Output, as a numbered list with blank lines omitted, only the lines of data starting at the line containing "plot-frame [279, 200, 2017, 1494]" and ending at the line containing "chart-title: LWH_int /".

Input records:
··········

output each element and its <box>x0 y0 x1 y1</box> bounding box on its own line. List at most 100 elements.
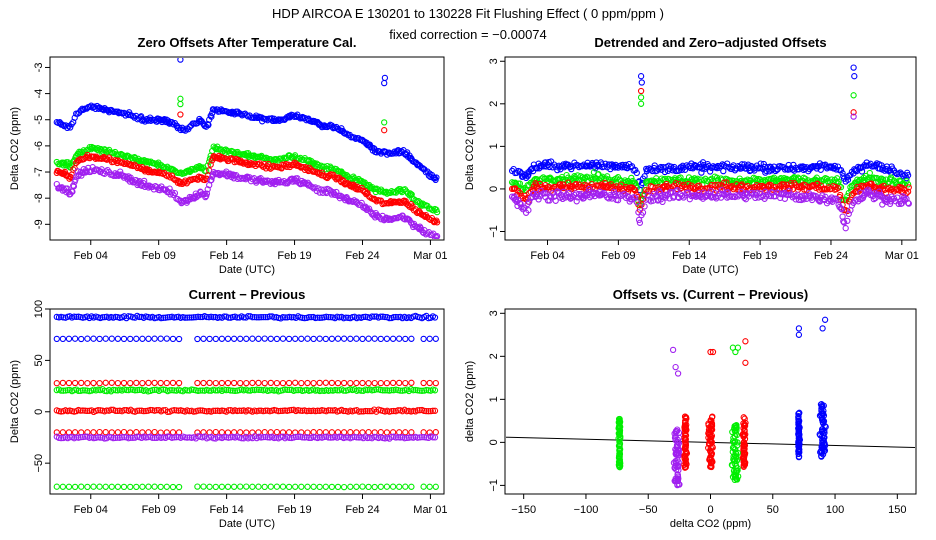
data-point-red <box>244 407 252 414</box>
data-point-red <box>147 406 154 414</box>
data-point-purple <box>905 200 912 207</box>
data-point-red <box>414 407 421 414</box>
data-point-blue <box>122 112 129 119</box>
outlier-point-green <box>177 100 184 108</box>
outlier-point <box>674 370 682 377</box>
data-point-purple <box>70 182 77 189</box>
data-point-red <box>340 407 347 415</box>
data-point-red <box>261 379 268 387</box>
data-point-green <box>825 179 832 187</box>
data-point-purple <box>641 203 648 210</box>
data-point-blue <box>301 314 308 322</box>
data-point-green <box>212 387 219 394</box>
data-point-blue <box>260 313 267 321</box>
data-point-green <box>408 483 415 490</box>
data-point-red <box>630 185 637 193</box>
outlier-point-blue <box>637 73 645 80</box>
data-point-green <box>604 173 611 180</box>
data-point-red <box>765 182 772 189</box>
cluster-point <box>729 448 736 456</box>
outlier-point-red <box>850 109 857 116</box>
data-point-green <box>334 483 342 491</box>
data-point-green <box>200 483 207 490</box>
cluster-point <box>682 458 689 465</box>
data-point-green <box>357 387 365 394</box>
outlier-point <box>709 348 717 356</box>
data-point-green <box>131 387 139 394</box>
data-point-red <box>136 407 143 414</box>
data-point-red <box>334 379 342 387</box>
data-point-green <box>224 483 232 490</box>
outlier-point-blue <box>381 74 389 82</box>
data-point-red <box>355 408 363 415</box>
outlier-point <box>795 325 803 332</box>
y-tick-label: -9 <box>33 219 45 229</box>
data-point-blue <box>64 124 71 132</box>
data-point-blue <box>53 335 60 343</box>
data-point-red <box>394 407 402 414</box>
data-point-green <box>205 387 213 394</box>
data-point-green <box>298 483 305 490</box>
data-point-red <box>515 187 522 195</box>
data-point-red <box>190 408 197 415</box>
cluster-point <box>672 451 680 458</box>
data-point-purple <box>886 200 894 208</box>
cluster-point <box>820 420 827 427</box>
cluster-point <box>707 429 714 436</box>
data-point-red <box>408 429 415 436</box>
data-point-purple <box>184 434 191 441</box>
y-tick-label: 0 <box>33 409 45 415</box>
data-point-red <box>108 379 115 386</box>
data-point-blue <box>131 114 138 121</box>
data-point-red <box>279 429 287 436</box>
data-point-blue <box>59 121 66 128</box>
data-point-green <box>410 387 417 394</box>
data-point-purple <box>264 434 271 441</box>
data-point-blue <box>383 335 391 342</box>
data-point-red <box>880 182 887 190</box>
data-point-green <box>71 483 79 491</box>
data-point-green <box>430 207 437 214</box>
data-point-purple <box>325 434 332 441</box>
y-axis-label: Delta CO2 (ppm) <box>464 107 476 190</box>
data-point-red <box>905 184 912 191</box>
y-axis-label: delta CO2 (ppm) <box>464 361 476 442</box>
plot-frame <box>49 56 445 241</box>
data-point-blue <box>206 335 213 343</box>
data-point-purple <box>653 193 661 200</box>
data-point-blue <box>279 314 287 321</box>
x-axis-label: delta CO2 (ppm) <box>670 518 751 530</box>
data-point-green <box>371 483 378 491</box>
data-point-blue <box>139 335 146 342</box>
data-point-green <box>53 483 60 490</box>
data-point-blue <box>243 335 250 342</box>
y-tick-label: -7 <box>33 167 45 177</box>
outlier-point-green <box>637 94 645 101</box>
cluster-point <box>734 467 741 474</box>
data-point-red <box>288 406 295 414</box>
data-point-blue <box>883 165 890 173</box>
data-point-purple <box>834 197 842 204</box>
data-point-blue <box>546 163 553 171</box>
outlier-point <box>672 363 679 371</box>
data-point-green <box>244 387 252 394</box>
data-point-red <box>764 183 771 190</box>
data-point-blue <box>59 335 67 343</box>
cluster-point <box>796 417 803 425</box>
cluster-point <box>615 461 623 469</box>
cluster-point <box>616 421 623 428</box>
data-point-green <box>316 483 323 491</box>
data-point-red <box>426 379 433 387</box>
cluster-point <box>675 459 682 466</box>
data-point-purple <box>57 434 65 442</box>
data-point-red <box>127 379 134 387</box>
data-point-blue <box>837 166 845 174</box>
x-tick-label: Feb 09 <box>601 250 635 262</box>
data-point-red <box>672 180 679 187</box>
chart-panel-1: Zero Offsets After Temperature Cal. Feb 0… <box>9 35 448 276</box>
data-point-blue <box>188 314 195 321</box>
data-point-red <box>114 429 122 436</box>
data-point-green <box>384 387 391 394</box>
data-point-red <box>90 379 97 387</box>
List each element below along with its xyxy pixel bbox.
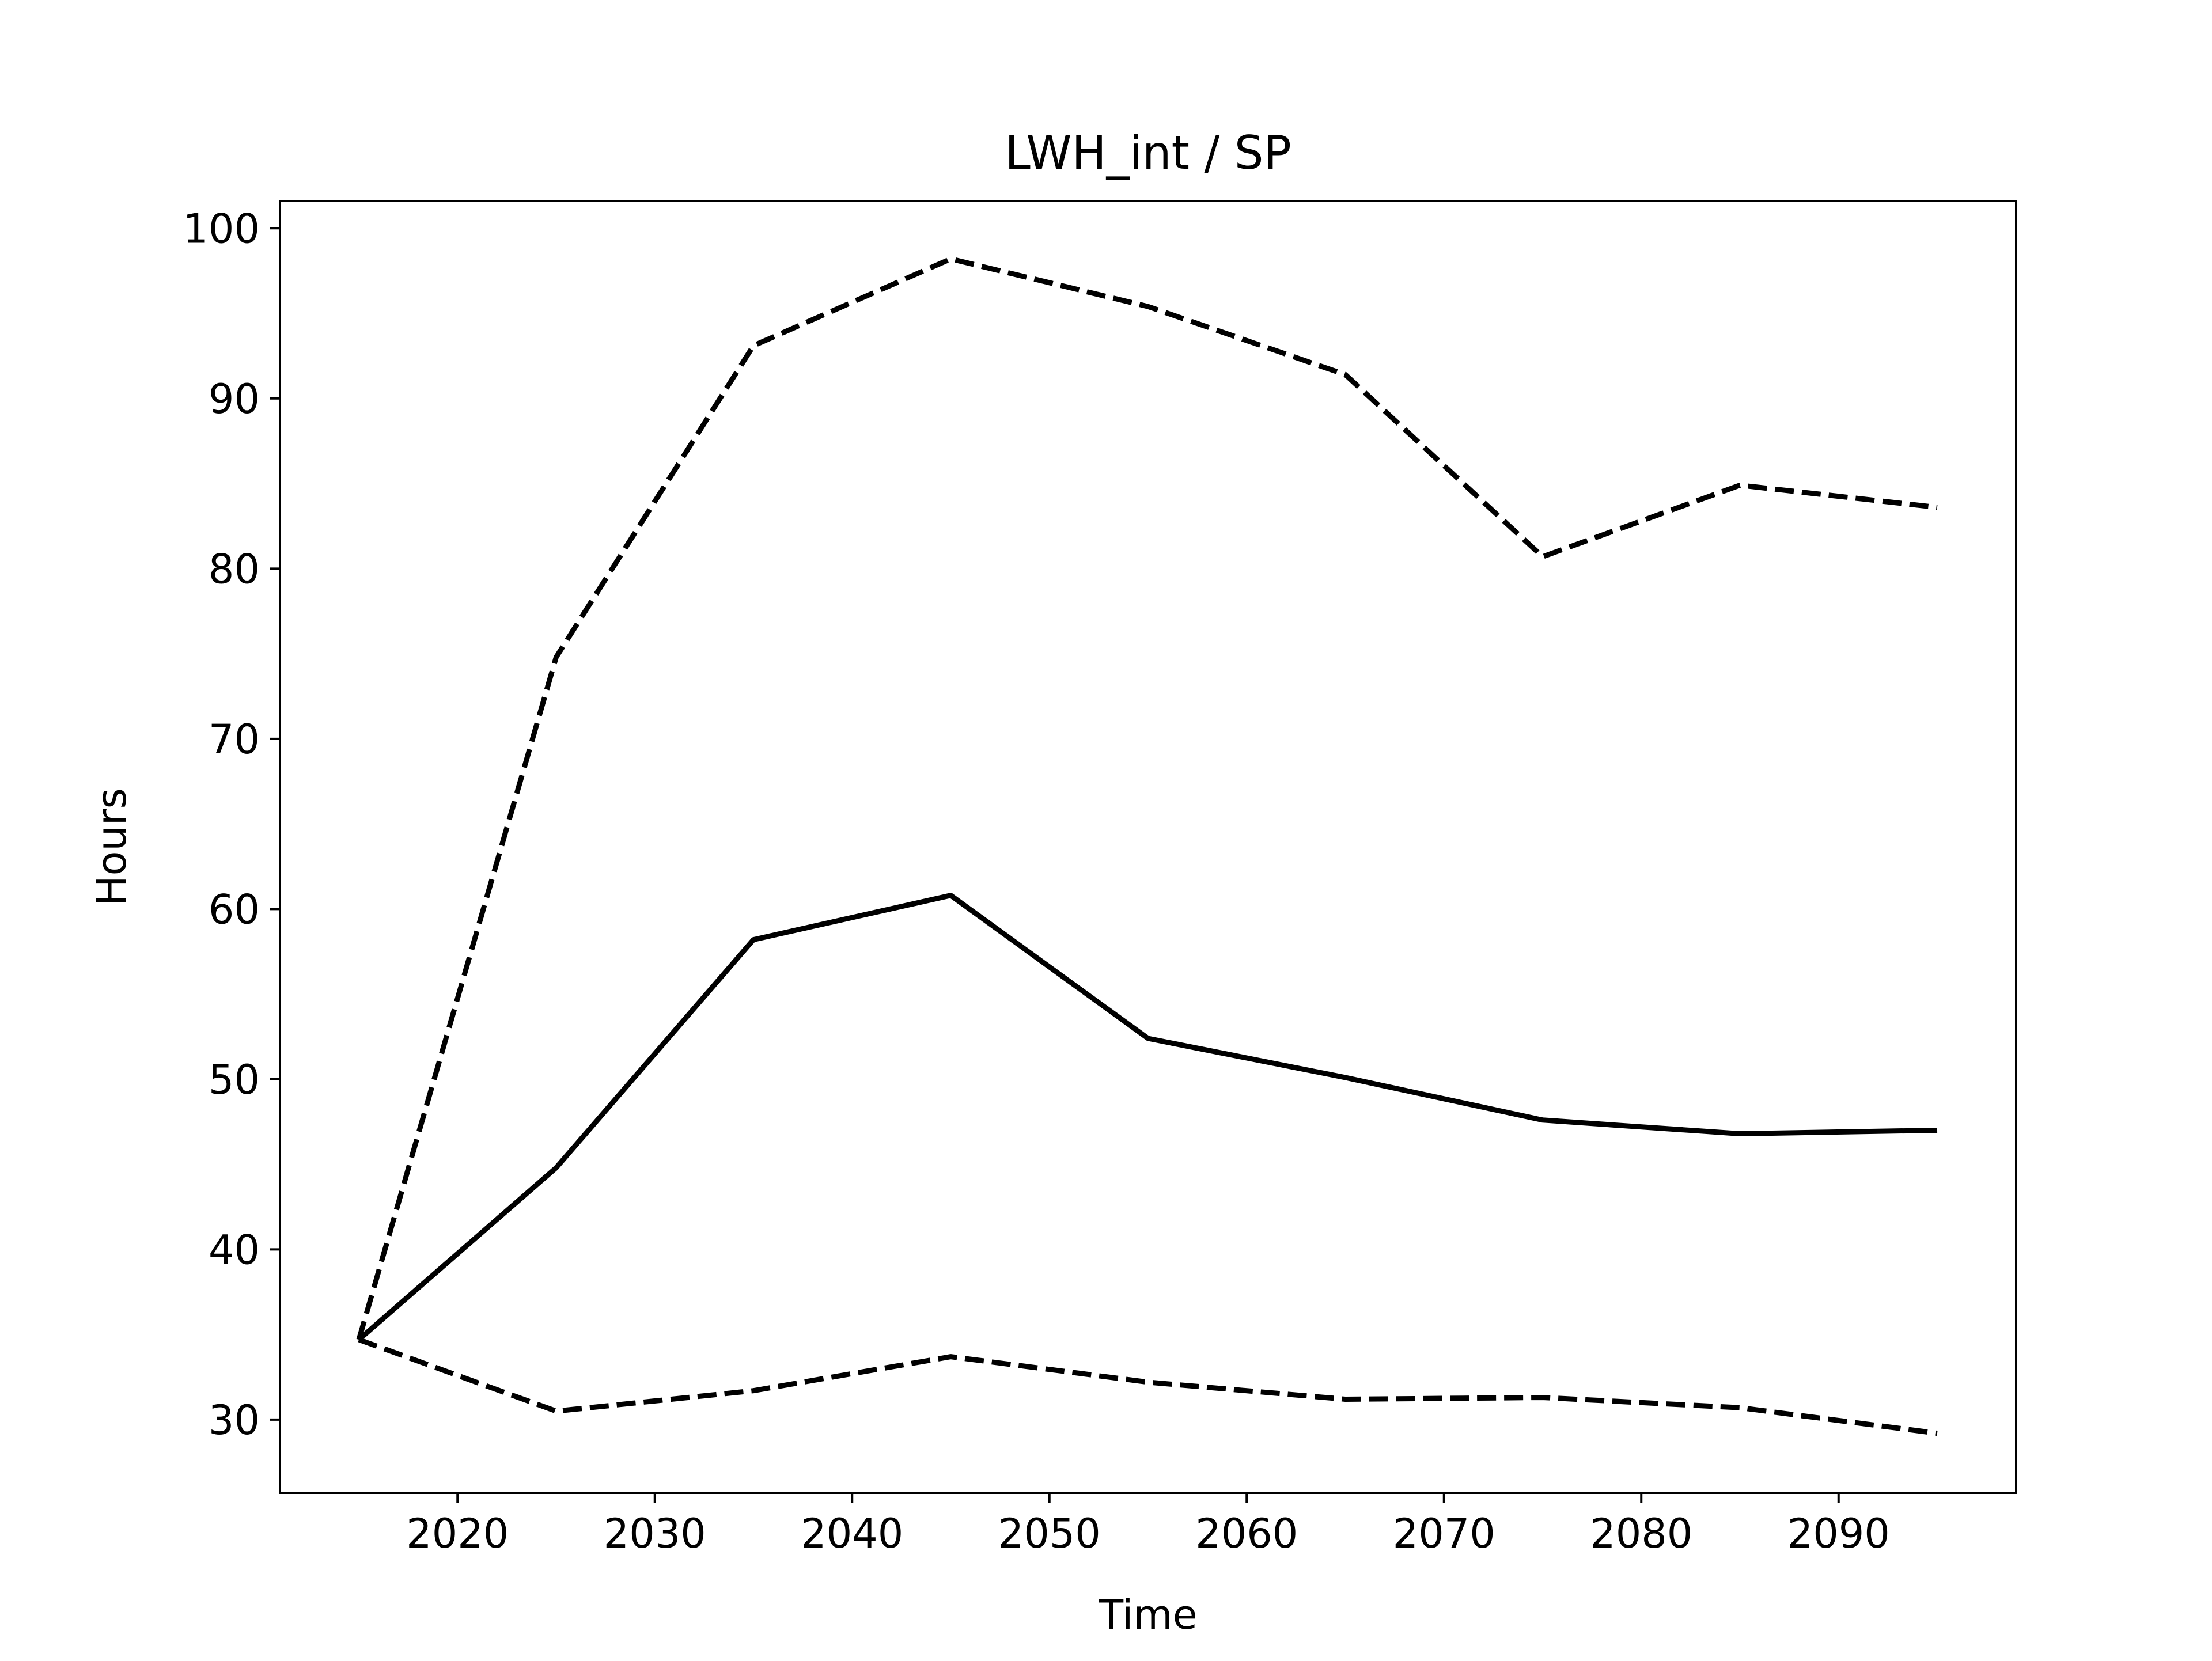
plot-frame [279, 200, 2017, 1494]
y-tick-label: 40 [209, 1226, 260, 1273]
y-tick-label: 90 [209, 376, 260, 423]
y-tick-label: 30 [209, 1397, 260, 1444]
series-line-lower-bound-line [358, 1337, 1938, 1436]
y-axis-label: Hours [88, 788, 135, 906]
series-line-upper-bound-line [356, 256, 1938, 1341]
chart-title: LWH_int / SP [1005, 126, 1291, 180]
x-axis-label: Time [1098, 1591, 1197, 1639]
y-axis: 30 40 50 60 70 80 90 100 [183, 205, 280, 1444]
x-tick-label: 2040 [801, 1510, 903, 1557]
series-layer [356, 256, 1938, 1436]
y-tick-label: 80 [209, 545, 260, 593]
y-tick-label: 70 [209, 716, 260, 763]
y-tick-label: 50 [209, 1056, 260, 1103]
x-tick-label: 2050 [998, 1510, 1101, 1557]
x-tick-label: 2020 [406, 1510, 509, 1557]
y-tick-label: 60 [209, 886, 260, 933]
y-tick-label: 100 [183, 205, 260, 252]
x-axis: 2020 2030 2040 2050 2060 2070 2080 2090 [406, 1493, 1890, 1557]
x-tick-label: 2030 [604, 1510, 706, 1557]
x-tick-label: 2060 [1195, 1510, 1298, 1557]
series-line-median-line [357, 893, 1938, 1342]
x-tick-label: 2080 [1590, 1510, 1692, 1557]
x-tick-label: 2090 [1787, 1510, 1890, 1557]
x-tick-label: 2070 [1393, 1510, 1495, 1557]
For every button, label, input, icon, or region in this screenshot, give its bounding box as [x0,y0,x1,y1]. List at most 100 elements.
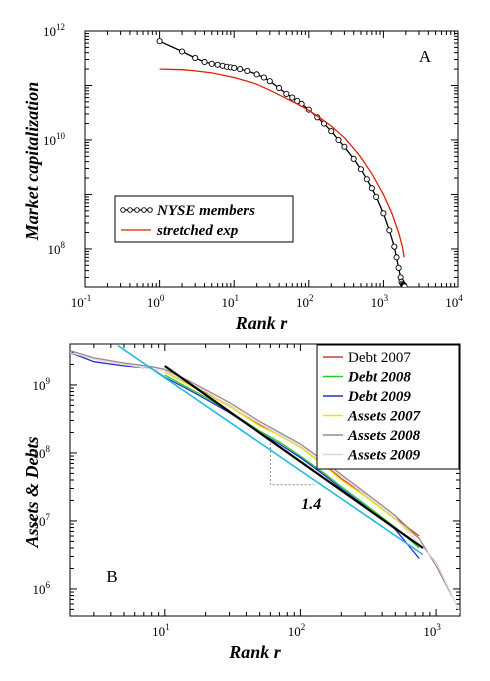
plot-area [70,344,460,613]
legend-label: stretched exp [156,223,239,239]
x-axis-label: Rank r [228,642,282,662]
data-point [156,38,163,45]
y-tick-label: 1012 [43,22,65,39]
legend-marker [127,207,133,213]
data-point [368,185,375,192]
legend-label: Assets 2008 [347,428,421,444]
data-point [260,74,267,81]
x-tick-label: 102 [296,293,314,310]
series-stretched-exp-line [159,68,405,258]
x-tick-base: 10 [221,295,234,310]
x-tick-label: 101 [221,293,239,310]
y-tick-exp: 7 [46,512,51,522]
y-tick-base: 10 [33,582,46,597]
data-point [380,210,387,217]
legend-label: Debt 2007 [348,350,411,366]
x-tick-label: 104 [445,293,463,310]
data-point [328,128,335,135]
fit-line-6-line [164,365,424,549]
legend-label: Assets 2007 [347,409,421,425]
x-tick-exp: 3 [384,293,389,303]
y-tick-base: 10 [48,242,61,257]
y-axis-label: Assets & Debts [22,436,42,548]
slope-label: 1.4 [301,496,321,513]
x-tick-label: 100 [147,293,165,310]
x-tick-label: 103 [423,622,441,639]
plot-frame [84,30,459,288]
series-assets-2009-line [70,351,460,613]
series-nyse-members-line [159,40,406,287]
data-point [231,64,238,71]
data-point [208,60,215,67]
x-tick-label: 10-1 [71,293,92,310]
data-point [179,48,186,55]
y-tick-exp: 12 [56,22,65,32]
fit-line-7-line [117,344,424,556]
data-point [395,264,402,271]
data-point [289,94,296,101]
x-tick-label: 102 [288,622,306,639]
x-tick-base: 10 [288,624,301,639]
data-point [391,243,398,250]
x-tick-base: 10 [445,295,458,310]
legend-box [114,195,294,243]
panel-label: A [419,47,432,66]
data-point [341,143,348,150]
data-point [335,136,342,144]
y-tick-label: 107 [33,512,51,529]
panel-label: B [106,567,117,586]
legend-label: NYSE members [156,203,255,219]
data-point [363,176,370,183]
y-tick-label: 108 [48,240,66,257]
y-tick-exp: 8 [61,240,66,250]
x-tick-base: 10 [71,295,84,310]
data-point [373,193,380,200]
data-point [401,283,408,287]
legend-marker [134,207,140,213]
data-point [192,54,199,62]
legend-marker [147,207,153,213]
x-tick-exp: 3 [436,622,441,632]
legend-label: Debt 2009 [347,389,411,405]
slope-triangle [269,443,314,486]
y-tick-base: 10 [33,378,46,393]
y-tick-label: 109 [33,376,51,393]
x-tick-exp: 2 [301,622,306,632]
x-tick-exp: -1 [84,293,92,303]
y-tick-base: 10 [43,133,56,148]
legend-box [316,344,460,470]
y-tick-label: 106 [33,580,51,597]
x-tick-exp: 4 [458,293,463,303]
x-tick-exp: 1 [165,622,170,632]
x-tick-exp: 2 [309,293,314,303]
x-tick-base: 10 [371,295,384,310]
data-point [201,58,208,66]
y-tick-base: 10 [43,24,56,39]
y-tick-exp: 6 [46,580,51,590]
data-point [244,67,251,74]
y-tick-exp: 8 [46,444,51,454]
x-tick-base: 10 [423,624,436,639]
x-tick-base: 10 [152,624,165,639]
y-axis-label: Market capitalization [22,82,42,242]
x-tick-exp: 0 [160,293,165,303]
data-point [393,254,400,261]
y-tick-exp: 9 [46,376,51,386]
y-tick-exp: 10 [56,131,66,141]
data-point [283,90,290,97]
data-point [253,71,260,78]
x-tick-base: 10 [147,295,160,310]
plot-area [156,38,408,287]
data-point [276,84,283,92]
legend-label: Assets 2009 [347,448,421,464]
data-point [266,78,273,85]
y-tick-label: 1010 [43,131,66,148]
x-tick-label: 101 [152,622,170,639]
legend-marker [141,207,147,213]
x-tick-base: 10 [296,295,309,310]
x-tick-exp: 1 [234,293,239,303]
data-point [357,166,364,173]
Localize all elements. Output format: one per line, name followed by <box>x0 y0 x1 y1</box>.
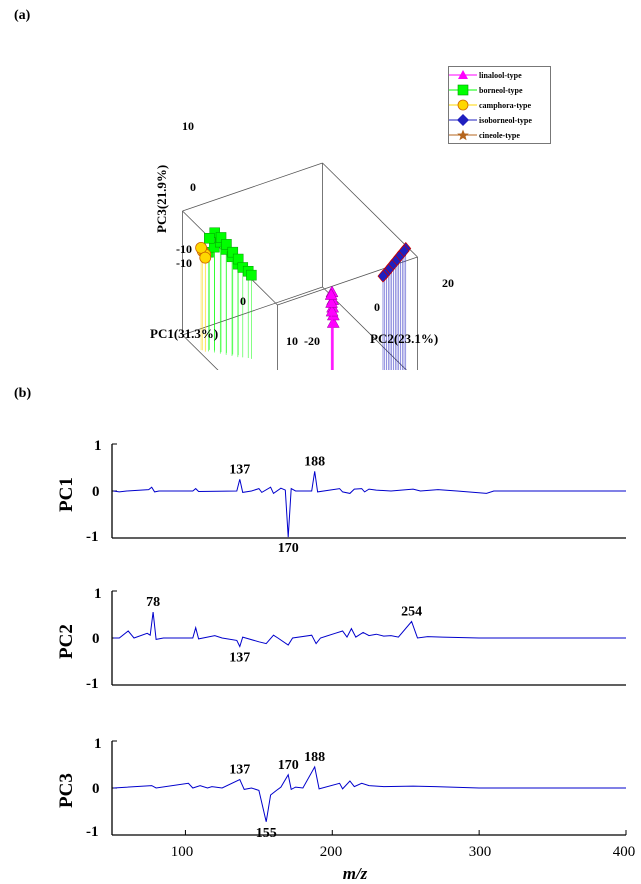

··········

Exercise solution:
1. plot-frame [279, 200, 2017, 1494]
2. y-tick-label: 40 [209, 1226, 260, 1273]
3. y-tick-label: 90 [209, 376, 260, 423]
4. y-tick-label: 30 [209, 1397, 260, 1444]
5. series-line-lower-bound-line [358, 1337, 1938, 1436]
6. y-axis-label: Hours [88, 788, 135, 906]
7. series-line-upper-bound-line [356, 256, 1938, 1341]
8. chart-title: LWH_int / SP [1005, 126, 1291, 180]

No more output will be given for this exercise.